● To be done:
Scan the data beneath this task and copy each line that includes "structured".
───── Data in this exercise
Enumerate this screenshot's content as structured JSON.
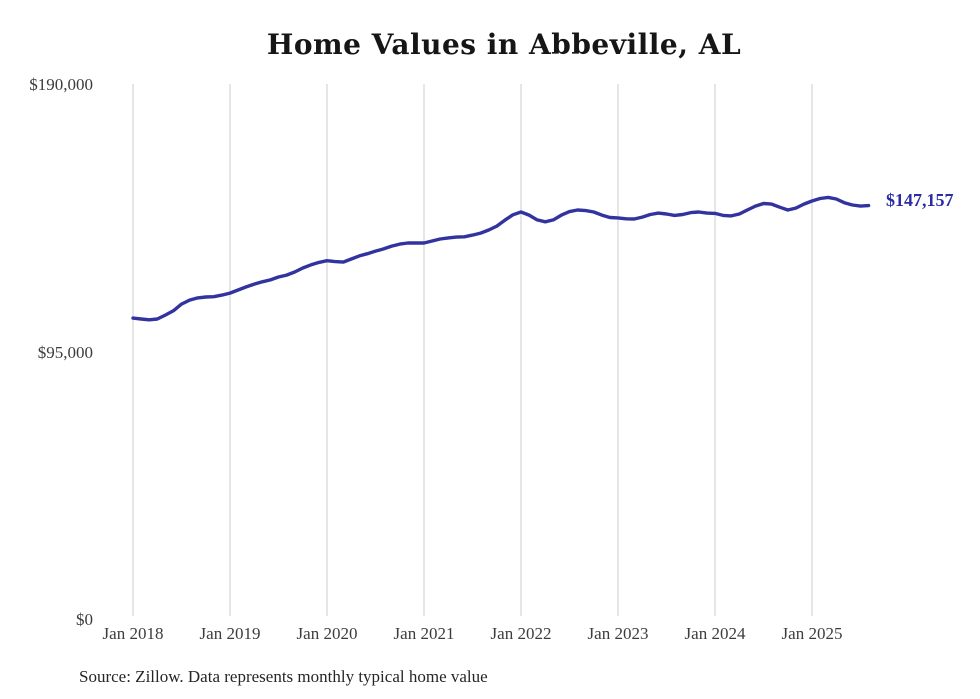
{
  "page": {
    "source_note": "Source: Zillow. Data represents monthly typical home value"
  },
  "colors": {
    "background": "#ffffff",
    "line": "#3333a0",
    "end_label_text": "#2b2ba3",
    "gridline": "#cccccc",
    "title_text": "#161616",
    "tick_text": "#3c3c3c",
    "source_text": "#262626"
  },
  "chart_data": {
    "type": "line",
    "title": "Home Values in Abbeville, AL",
    "xlabel": "",
    "ylabel": "",
    "ylim": [
      0,
      190000
    ],
    "grid": "vertical-only",
    "legend": "none",
    "end_label": "$147,157",
    "x_start": "Jan 2018",
    "x_end": "Aug 2025",
    "x_ticks": [
      "Jan 2018",
      "Jan 2019",
      "Jan 2020",
      "Jan 2021",
      "Jan 2022",
      "Jan 2023",
      "Jan 2024",
      "Jan 2025"
    ],
    "y_ticks": [
      {
        "label": "$190,000",
        "value": 190000
      },
      {
        "label": "$95,000",
        "value": 95000
      },
      {
        "label": "$0",
        "value": 0
      }
    ],
    "series": [
      {
        "name": "Monthly typical home value",
        "points_per_year": 12,
        "values": [
          107200,
          106900,
          106600,
          106900,
          108300,
          109800,
          112200,
          113600,
          114400,
          114700,
          114800,
          115400,
          116100,
          117200,
          118300,
          119300,
          120100,
          120800,
          121800,
          122500,
          123600,
          125000,
          126100,
          127000,
          127600,
          127300,
          127100,
          128200,
          129300,
          130100,
          131000,
          131800,
          132800,
          133500,
          133900,
          133900,
          133900,
          134600,
          135300,
          135700,
          136000,
          136100,
          136700,
          137400,
          138500,
          139900,
          142000,
          143900,
          144900,
          143800,
          142100,
          141400,
          142100,
          143800,
          145050,
          145600,
          145400,
          144900,
          143800,
          142950,
          142800,
          142500,
          142400,
          143100,
          144000,
          144500,
          144200,
          143700,
          144000,
          144700,
          144900,
          144500,
          144400,
          143700,
          143500,
          144200,
          145600,
          147000,
          147900,
          147700,
          146600,
          145600,
          146300,
          147700,
          148800,
          149700,
          150100,
          149500,
          148200,
          147400,
          147000,
          147157
        ]
      }
    ]
  }
}
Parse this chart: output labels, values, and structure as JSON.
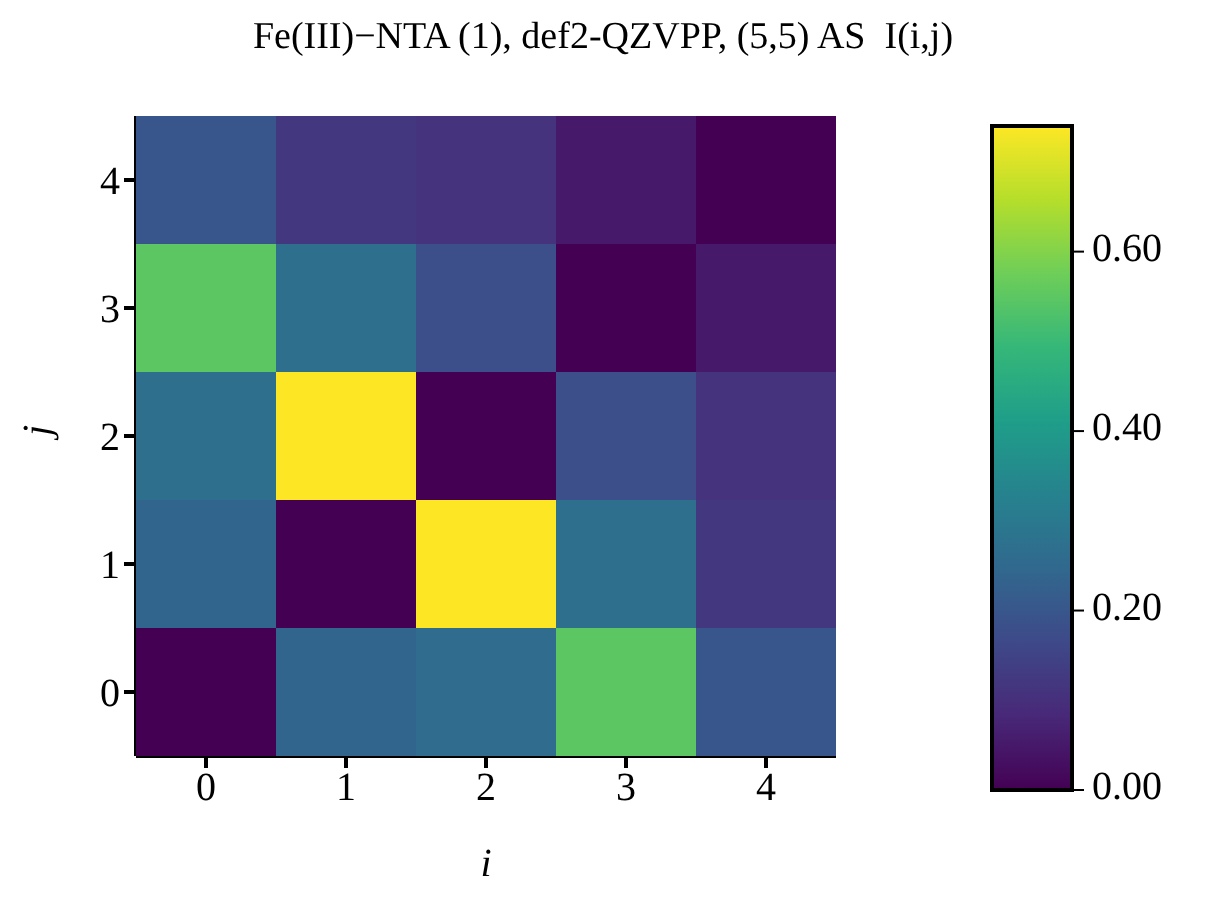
{
  "chart_data": {
    "type": "heatmap",
    "title": "Fe(III)−NTA (1), def2-QZVPP, (5,5) AS  I(i,j)",
    "xlabel": "i",
    "ylabel": "j",
    "categories": [
      "0",
      "1",
      "2",
      "3",
      "4"
    ],
    "y_categories": [
      "4",
      "3",
      "2",
      "1",
      "0"
    ],
    "cells": [
      [
        0.2,
        0.12,
        0.11,
        0.05,
        0.0
      ],
      [
        0.55,
        0.27,
        0.18,
        0.0,
        0.05
      ],
      [
        0.27,
        0.74,
        0.0,
        0.18,
        0.11
      ],
      [
        0.24,
        0.0,
        0.74,
        0.27,
        0.12
      ],
      [
        0.0,
        0.24,
        0.26,
        0.55,
        0.2
      ]
    ],
    "clim": [
      0,
      0.74
    ],
    "cticks": [
      {
        "value": 0,
        "label": "0.00"
      },
      {
        "value": 0.2,
        "label": "0.20"
      },
      {
        "value": 0.4,
        "label": "0.40"
      },
      {
        "value": 0.6,
        "label": "0.60"
      }
    ]
  }
}
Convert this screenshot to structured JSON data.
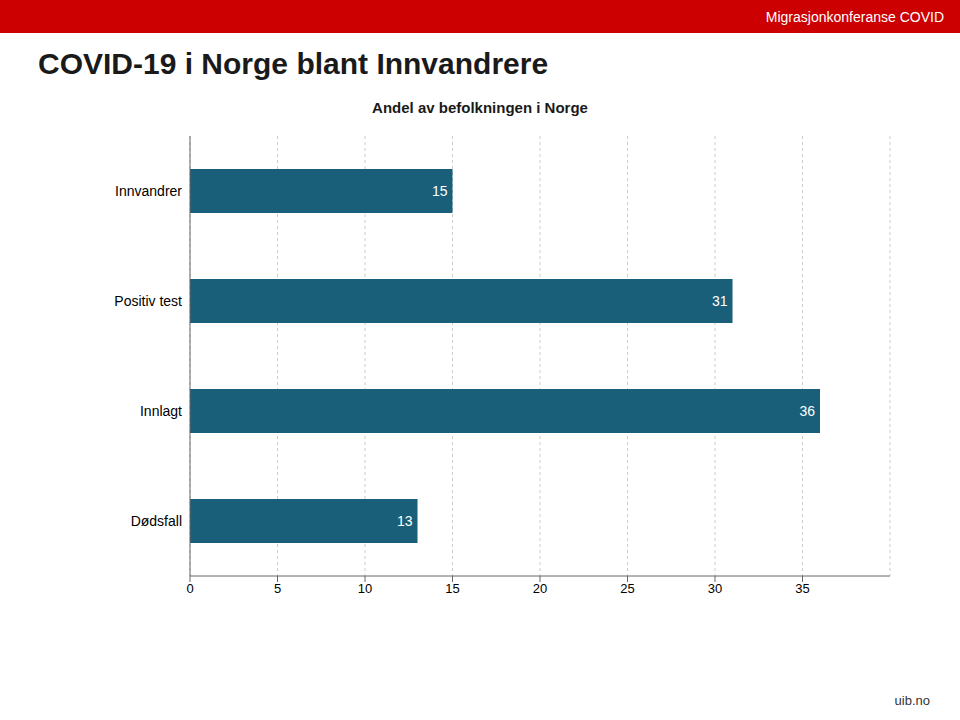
──────────
● Response to the task:
Enumerate this screenshot's content as structured JSON.
Convert this screenshot to structured JSON data.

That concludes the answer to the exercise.